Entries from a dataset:
— BEGIN —
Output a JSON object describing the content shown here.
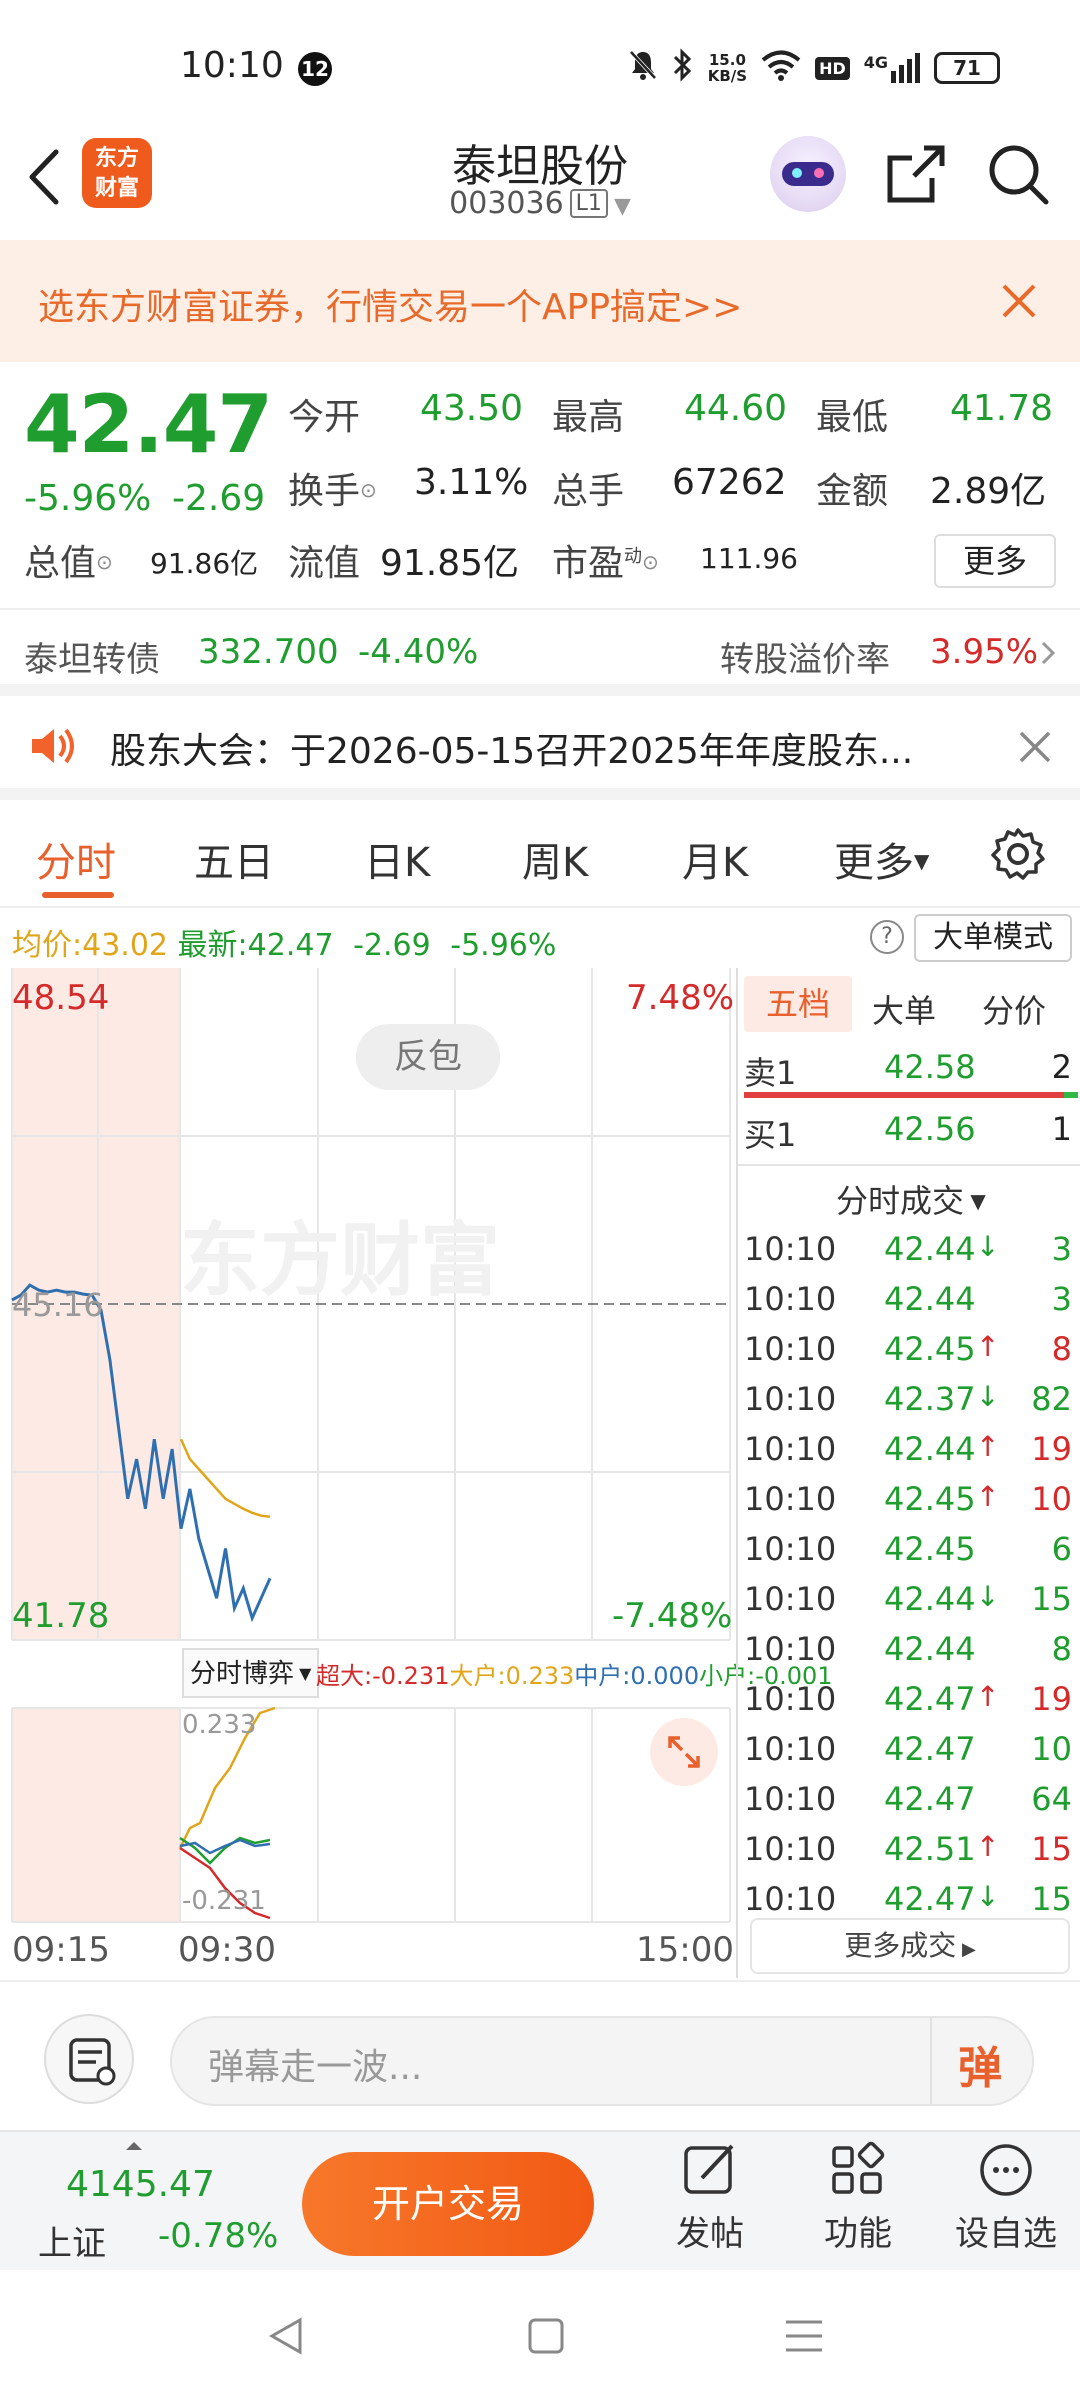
{
  "status_bar": {
    "time": "10:10",
    "notification_count": "12",
    "net_speed_value": "15.0",
    "net_speed_unit": "KB/S",
    "hd": "HD",
    "signal": "4G",
    "battery": "71"
  },
  "header": {
    "logo_text": "东方财富",
    "title": "泰坦股份",
    "code": "003036",
    "code_tag": "L1"
  },
  "banner": {
    "text": "选东方财富证券，行情交易一个APP搞定>>"
  },
  "quote": {
    "price": "42.47",
    "change_pct": "-5.96%",
    "change": "-2.69",
    "open_label": "今开",
    "open": "43.50",
    "high_label": "最高",
    "high": "44.60",
    "low_label": "最低",
    "low": "41.78",
    "turnover_label": "换手",
    "turnover": "3.11%",
    "volume_label": "总手",
    "volume": "67262",
    "amount_label": "金额",
    "amount": "2.89亿",
    "mktcap_label": "总值",
    "mktcap": "91.86亿",
    "float_label": "流值",
    "float": "91.85亿",
    "pe_label": "市盈",
    "pe_sup": "动",
    "pe": "111.96",
    "more_button": "更多"
  },
  "bond": {
    "name": "泰坦转债",
    "price": "332.700",
    "change": "-4.40%",
    "premium_label": "转股溢价率",
    "premium": "3.95%"
  },
  "notice": {
    "text": "股东大会：于2026-05-15召开2025年年度股东..."
  },
  "tabs": [
    "分时",
    "五日",
    "日K",
    "周K",
    "月K",
    "更多"
  ],
  "indicators": {
    "avg_label": "均价:",
    "avg": "43.02",
    "latest_label": "最新:",
    "latest": "42.47",
    "change": "-2.69",
    "change_pct": "-5.96%",
    "mode_button": "大单模式"
  },
  "chart": {
    "top_price": "48.54",
    "mid_price": "45.16",
    "bottom_price": "41.78",
    "top_pct": "7.48%",
    "bottom_pct": "-7.48%",
    "pattern_label": "反包",
    "watermark": "东方财富",
    "time_start": "09:15",
    "time_mid": "09:30",
    "time_end": "15:00"
  },
  "flow": {
    "selector": "分时博弈",
    "super_label": "超大:",
    "super": "-0.231",
    "big_label": "大户:",
    "big": "0.233",
    "mid_label": "中户:",
    "mid": "0.000",
    "small_label": "小户:",
    "small": "-0.001",
    "axis_top": "0.233",
    "axis_bottom": "-0.231"
  },
  "chart_data": {
    "type": "line",
    "series": [
      {
        "name": "",
        "values": [
          45.2,
          45.25,
          45.35,
          45.3,
          45.28,
          45.3,
          45.28,
          45.28,
          45.26,
          45.25,
          45.1,
          44.6,
          43.9,
          43.2,
          43.6,
          43.1,
          43.8,
          43.2,
          43.7,
          42.9,
          43.3,
          42.8,
          42.5,
          42.2,
          42.7,
          42.1,
          42.3,
          42.0,
          42.2,
          42.4
        ]
      },
      {
        "name": "",
        "values": [
          null,
          null,
          null,
          null,
          null,
          null,
          null,
          null,
          null,
          null,
          null,
          null,
          null,
          null,
          null,
          null,
          null,
          null,
          null,
          43.8,
          43.6,
          43.5,
          43.4,
          43.3,
          43.2,
          43.15,
          43.1,
          43.06,
          43.03,
          43.02
        ]
      }
    ],
    "ylim": [
      41.78,
      48.54
    ],
    "x_ticks": [
      "09:15",
      "09:30",
      "15:00"
    ]
  },
  "order_book": {
    "tabs": [
      "五档",
      "大单",
      "分价"
    ],
    "sell": {
      "label": "卖1",
      "price": "42.58",
      "vol": "2"
    },
    "buy": {
      "label": "买1",
      "price": "42.56",
      "vol": "1"
    },
    "ticks_title": "分时成交",
    "ticks": [
      {
        "t": "10:10",
        "p": "42.44",
        "dir": "↓",
        "v": "3"
      },
      {
        "t": "10:10",
        "p": "42.44",
        "dir": "",
        "v": "3"
      },
      {
        "t": "10:10",
        "p": "42.45",
        "dir": "↑",
        "v": "8"
      },
      {
        "t": "10:10",
        "p": "42.37",
        "dir": "↓",
        "v": "82"
      },
      {
        "t": "10:10",
        "p": "42.44",
        "dir": "↑",
        "v": "19"
      },
      {
        "t": "10:10",
        "p": "42.45",
        "dir": "↑",
        "v": "10"
      },
      {
        "t": "10:10",
        "p": "42.45",
        "dir": "",
        "v": "6"
      },
      {
        "t": "10:10",
        "p": "42.44",
        "dir": "↓",
        "v": "15"
      },
      {
        "t": "10:10",
        "p": "42.44",
        "dir": "",
        "v": "8"
      },
      {
        "t": "10:10",
        "p": "42.47",
        "dir": "↑",
        "v": "19"
      },
      {
        "t": "10:10",
        "p": "42.47",
        "dir": "",
        "v": "10"
      },
      {
        "t": "10:10",
        "p": "42.47",
        "dir": "",
        "v": "64"
      },
      {
        "t": "10:10",
        "p": "42.51",
        "dir": "↑",
        "v": "15"
      },
      {
        "t": "10:10",
        "p": "42.47",
        "dir": "↓",
        "v": "15"
      }
    ],
    "more_button": "更多成交"
  },
  "comment": {
    "placeholder": "弹幕走一波...",
    "danmu_button": "弹"
  },
  "bottom_bar": {
    "index_value": "4145.47",
    "index_name": "上证",
    "index_change": "-0.78%",
    "open_account": "开户交易",
    "post": "发帖",
    "function": "功能",
    "watchlist": "设自选"
  }
}
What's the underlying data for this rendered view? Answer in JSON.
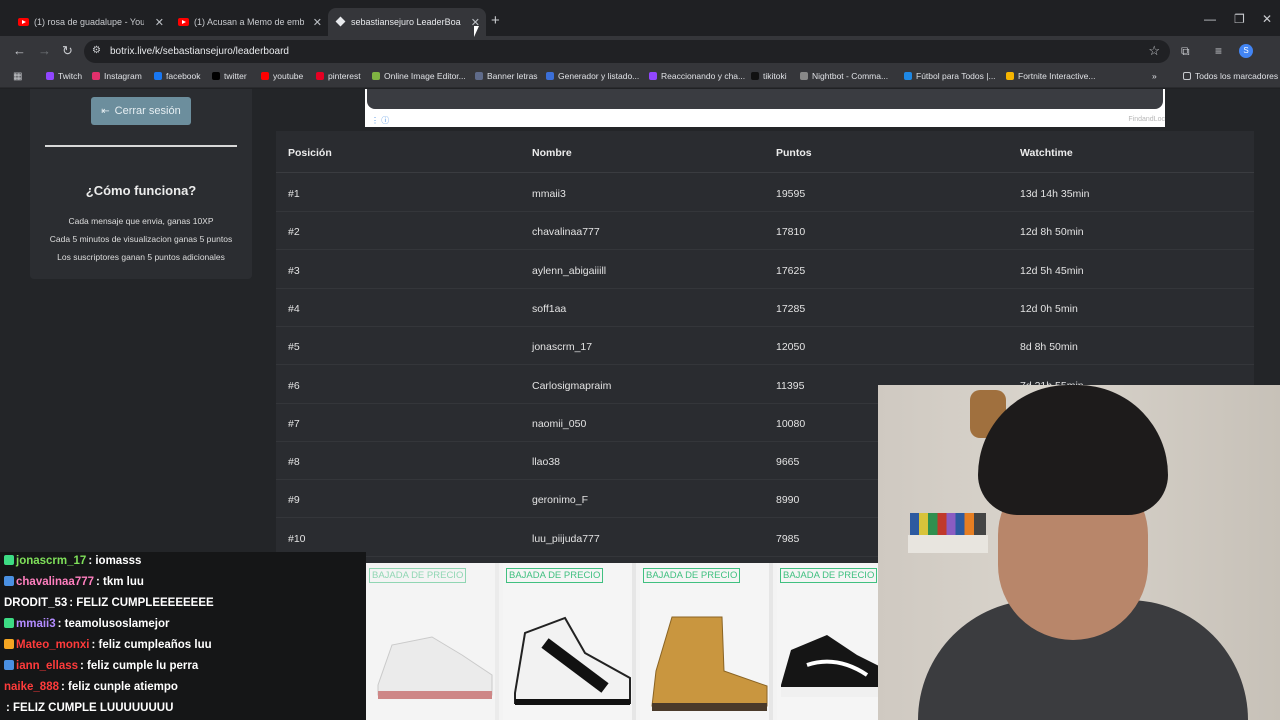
{
  "browser": {
    "tabs": [
      {
        "title": "(1) rosa de guadalupe - YouTube",
        "favicon": "youtube-icon",
        "active": false
      },
      {
        "title": "(1) Acusan a Memo de embarazar",
        "favicon": "youtube-icon",
        "active": false
      },
      {
        "title": "sebastiansejuro LeaderBoard | Botrix",
        "favicon": "botrix-icon",
        "active": true
      }
    ],
    "url": "botrix.live/k/sebastiansejuro/leaderboard",
    "bookmarks": [
      {
        "label": "Twitch",
        "color": "#9146ff"
      },
      {
        "label": "Instagram",
        "color": "#e1306c"
      },
      {
        "label": "facebook",
        "color": "#1877f2"
      },
      {
        "label": "twitter",
        "color": "#000000"
      },
      {
        "label": "youtube",
        "color": "#ff0000"
      },
      {
        "label": "pinterest",
        "color": "#e60023"
      },
      {
        "label": "Online Image Editor...",
        "color": "#7fb342"
      },
      {
        "label": "Banner letras",
        "color": "#5f6b8a"
      },
      {
        "label": "Generador y listado...",
        "color": "#3b6fd8"
      },
      {
        "label": "Reaccionando y cha...",
        "color": "#9146ff"
      },
      {
        "label": "tikitoki",
        "color": "#111111"
      },
      {
        "label": "Nightbot - Comma...",
        "color": "#888888"
      },
      {
        "label": "Fútbol para Todos |...",
        "color": "#1e88e5"
      },
      {
        "label": "Fortnite Interactive...",
        "color": "#f5b400"
      }
    ],
    "all_bookmarks": "Todos los marcadores",
    "profile_initial": "S"
  },
  "sidebar": {
    "logout_label": "Cerrar sesión",
    "how_title": "¿Cómo funciona?",
    "how_lines": [
      "Cada mensaje que envia, ganas 10XP",
      "Cada 5 minutos de visualizacion ganas 5 puntos",
      "Los suscriptores ganan 5 puntos adicionales"
    ]
  },
  "ad": {
    "brand": "FindandLoc"
  },
  "leaderboard": {
    "headers": {
      "position": "Posición",
      "name": "Nombre",
      "points": "Puntos",
      "watchtime": "Watchtime"
    },
    "rows": [
      {
        "position": "#1",
        "name": "mmaii3",
        "points": "19595",
        "watchtime": "13d 14h 35min"
      },
      {
        "position": "#2",
        "name": "chavalinaa777",
        "points": "17810",
        "watchtime": "12d 8h 50min"
      },
      {
        "position": "#3",
        "name": "aylenn_abigaiiill",
        "points": "17625",
        "watchtime": "12d 5h 45min"
      },
      {
        "position": "#4",
        "name": "soff1aa",
        "points": "17285",
        "watchtime": "12d 0h 5min"
      },
      {
        "position": "#5",
        "name": "jonascrm_17",
        "points": "12050",
        "watchtime": "8d 8h 50min"
      },
      {
        "position": "#6",
        "name": "Carlosigmapraim",
        "points": "11395",
        "watchtime": "7d 21h 55min"
      },
      {
        "position": "#7",
        "name": "naomii_050",
        "points": "10080",
        "watchtime": ""
      },
      {
        "position": "#8",
        "name": "llao38",
        "points": "9665",
        "watchtime": ""
      },
      {
        "position": "#9",
        "name": "geronimo_F",
        "points": "8990",
        "watchtime": ""
      },
      {
        "position": "#10",
        "name": "luu_piijuda777",
        "points": "7985",
        "watchtime": ""
      }
    ]
  },
  "chat": [
    {
      "user": "jonascrm_17",
      "message": ": iomasss",
      "color": "#7fe05a"
    },
    {
      "user": "chavalinaa777",
      "message": ": tkm luu",
      "color": "#ff7fbf"
    },
    {
      "user": "DRODIT_53",
      "message": ": FELIZ CUMPLEEEEEEEE",
      "color": "#ffffff"
    },
    {
      "user": "mmaii3",
      "message": ": teamolusoslamejor",
      "color": "#b38cff"
    },
    {
      "user": "Mateo_monxi",
      "message": ": feliz cumpleaños luu",
      "color": "#ff3b3b"
    },
    {
      "user": "iann_ellass",
      "message": ": feliz cumple lu perra",
      "color": "#ff3b3b"
    },
    {
      "user": "naike_888",
      "message": ": feliz cunple atiempo",
      "color": "#ff3b3b"
    },
    {
      "user": "",
      "message": ": FELIZ CUMPLE LUUUUUUUU",
      "color": "#ffffff"
    }
  ],
  "shop": {
    "tag": "BAJADA DE PRECIO",
    "items": [
      "white-red-sneaker",
      "white-black-hightop",
      "tan-boot",
      "black-white-sneaker"
    ]
  }
}
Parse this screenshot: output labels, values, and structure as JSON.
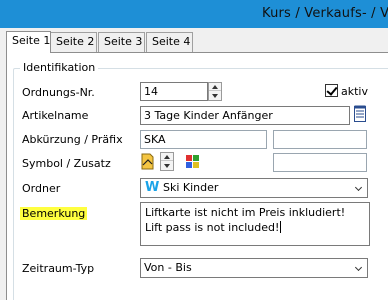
{
  "window": {
    "title": "Kurs / Verkaufs- / V"
  },
  "tabs": [
    {
      "label": "Seite 1",
      "active": true
    },
    {
      "label": "Seite 2",
      "active": false
    },
    {
      "label": "Seite 3",
      "active": false
    },
    {
      "label": "Seite 4",
      "active": false
    }
  ],
  "group": {
    "label": "Identifikation"
  },
  "form": {
    "ordnungs_nr": {
      "label": "Ordnungs-Nr.",
      "value": "14"
    },
    "aktiv": {
      "label": "aktiv",
      "checked": true
    },
    "artikelname": {
      "label": "Artikelname",
      "value": "3 Tage Kinder Anfänger"
    },
    "abkuerzung": {
      "label": "Abkürzung / Präfix",
      "value": "SKA",
      "second_value": ""
    },
    "symbol": {
      "label": "Symbol / Zusatz",
      "value": ""
    },
    "ordner": {
      "label": "Ordner",
      "value": "Ski Kinder",
      "icon_letter": "W"
    },
    "bemerkung": {
      "label": "Bemerkung",
      "lines": [
        "Liftkarte ist nicht im Preis inkludiert!",
        "Lift pass is not included!"
      ]
    },
    "zeitraum": {
      "label": "Zeitraum-Typ",
      "value": "Von - Bis"
    }
  },
  "colors": {
    "titlebar": "#1e8fd6",
    "highlight": "#ffff40",
    "ordner_icon": "#1aa3e8"
  }
}
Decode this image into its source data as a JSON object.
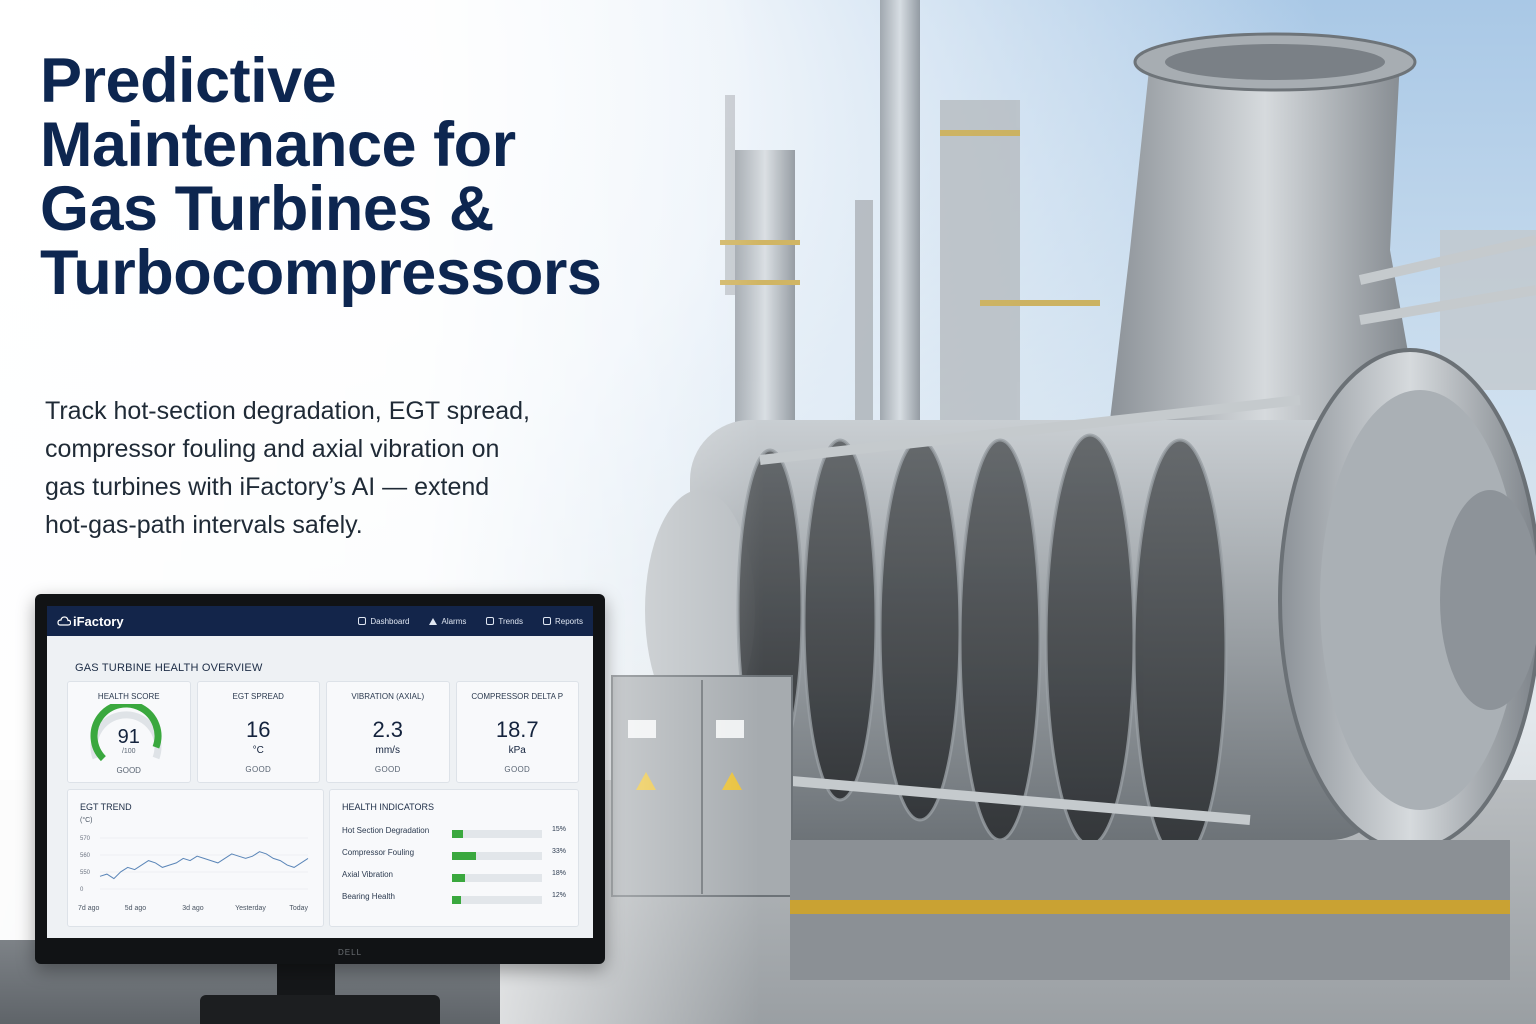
— END —
◆ **Problem to solve**
Pick out each line containing "message" and report it.

◆ **Solution to the exercise**
      "message": ": iomasss",
      "message": ": tkm luu",
      "message": ": FELIZ CUMPLEEEEEEEE",
      "message": ": teamolusoslamejor",
      "message": ": feliz cumpleaños luu",
      "message": ": feliz cumple lu perra",
      "message": ": feliz cunple atiempo",
      "message": ": FELIZ CUMPLE LUUUUUUUU",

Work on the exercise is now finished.